**Data excerpts:**
⟨
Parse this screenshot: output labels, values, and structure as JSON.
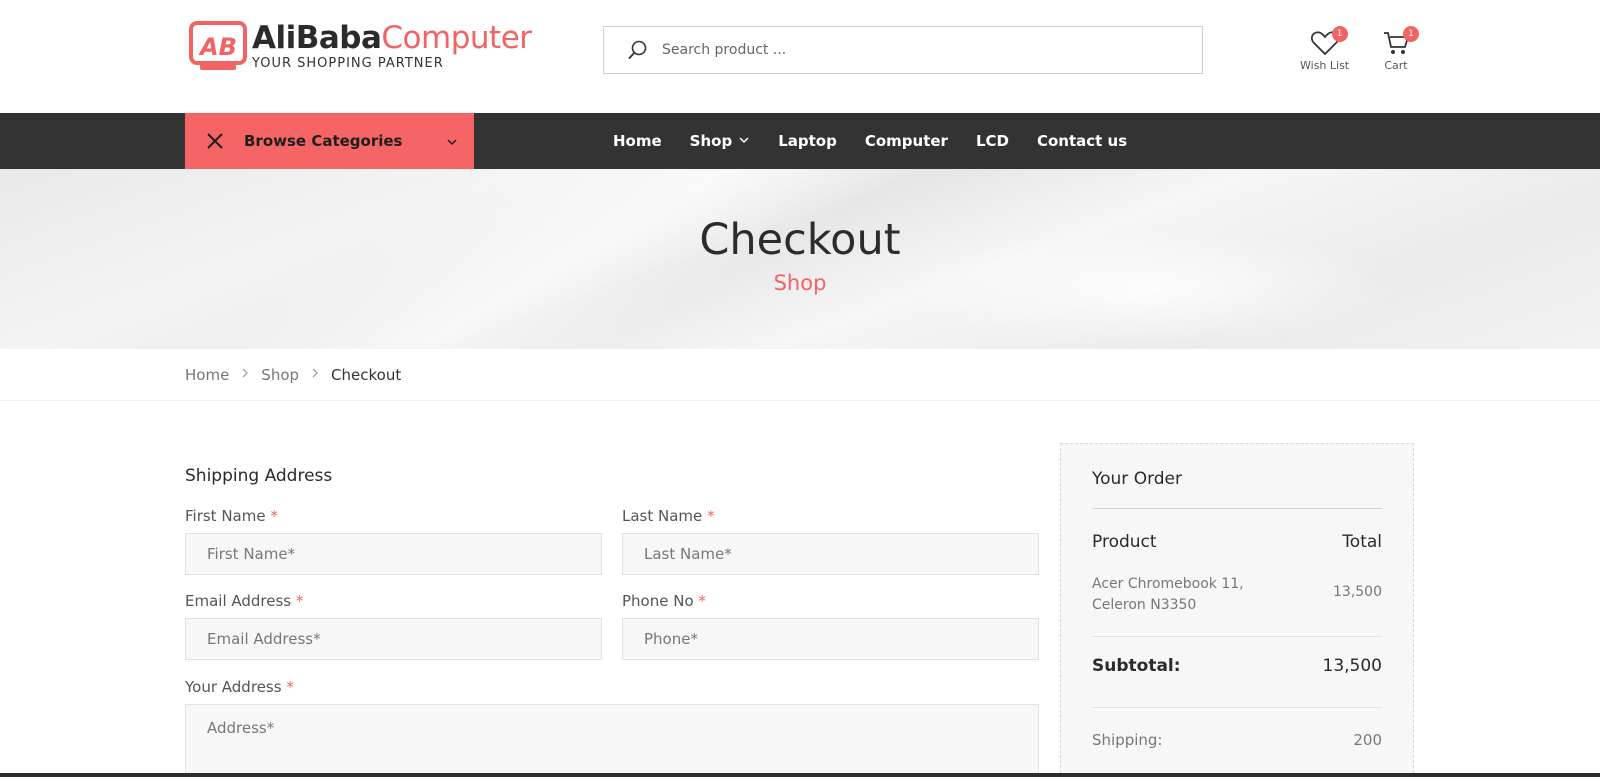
{
  "header": {
    "logo": {
      "brand_dark": "AliBaba",
      "brand_red": "Computer",
      "tagline": "YOUR SHOPPING PARTNER"
    },
    "search": {
      "placeholder": "Search product ..."
    },
    "wishlist": {
      "label": "Wish List",
      "count": "1"
    },
    "cart": {
      "label": "Cart",
      "count": "1"
    }
  },
  "nav": {
    "browse_label": "Browse Categories",
    "links": [
      "Home",
      "Shop",
      "Laptop",
      "Computer",
      "LCD",
      "Contact us"
    ]
  },
  "banner": {
    "title": "Checkout",
    "subtitle": "Shop"
  },
  "breadcrumb": [
    "Home",
    "Shop",
    "Checkout"
  ],
  "form": {
    "section_title": "Shipping Address",
    "required_mark": "*",
    "first_name": {
      "label": "First Name",
      "placeholder": "First Name*"
    },
    "last_name": {
      "label": "Last Name",
      "placeholder": "Last Name*"
    },
    "email": {
      "label": "Email Address",
      "placeholder": "Email Address*"
    },
    "phone": {
      "label": "Phone No",
      "placeholder": "Phone*"
    },
    "address": {
      "label": "Your Address",
      "placeholder": "Address*"
    }
  },
  "order": {
    "title": "Your Order",
    "col_product": "Product",
    "col_total": "Total",
    "item_name": "Acer Chromebook 11, Celeron N3350",
    "item_total": "13,500",
    "subtotal_label": "Subtotal:",
    "subtotal_value": "13,500",
    "shipping_label": "Shipping:",
    "shipping_value": "200"
  },
  "colors": {
    "accent": "#f56565",
    "nav_bg": "#333333"
  }
}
⟩
**Aim:**
Pictures in the data above should not be copied; transcribe everything else exactly.

**Solution to this problem:**
Parse this screenshot: output labels, values, and structure as JSON.
{
  "header": {
    "logo": {
      "brand_dark": "AliBaba",
      "brand_red": "Computer",
      "tagline": "YOUR SHOPPING PARTNER"
    },
    "search": {
      "placeholder": "Search product ..."
    },
    "wishlist": {
      "label": "Wish List",
      "count": "1"
    },
    "cart": {
      "label": "Cart",
      "count": "1"
    }
  },
  "nav": {
    "browse_label": "Browse Categories",
    "links": [
      "Home",
      "Shop",
      "Laptop",
      "Computer",
      "LCD",
      "Contact us"
    ]
  },
  "banner": {
    "title": "Checkout",
    "subtitle": "Shop"
  },
  "breadcrumb": [
    "Home",
    "Shop",
    "Checkout"
  ],
  "form": {
    "section_title": "Shipping Address",
    "required_mark": "*",
    "first_name": {
      "label": "First Name",
      "placeholder": "First Name*"
    },
    "last_name": {
      "label": "Last Name",
      "placeholder": "Last Name*"
    },
    "email": {
      "label": "Email Address",
      "placeholder": "Email Address*"
    },
    "phone": {
      "label": "Phone No",
      "placeholder": "Phone*"
    },
    "address": {
      "label": "Your Address",
      "placeholder": "Address*"
    }
  },
  "order": {
    "title": "Your Order",
    "col_product": "Product",
    "col_total": "Total",
    "item_name": "Acer Chromebook 11, Celeron N3350",
    "item_total": "13,500",
    "subtotal_label": "Subtotal:",
    "subtotal_value": "13,500",
    "shipping_label": "Shipping:",
    "shipping_value": "200"
  },
  "colors": {
    "accent": "#f56565",
    "nav_bg": "#333333"
  }
}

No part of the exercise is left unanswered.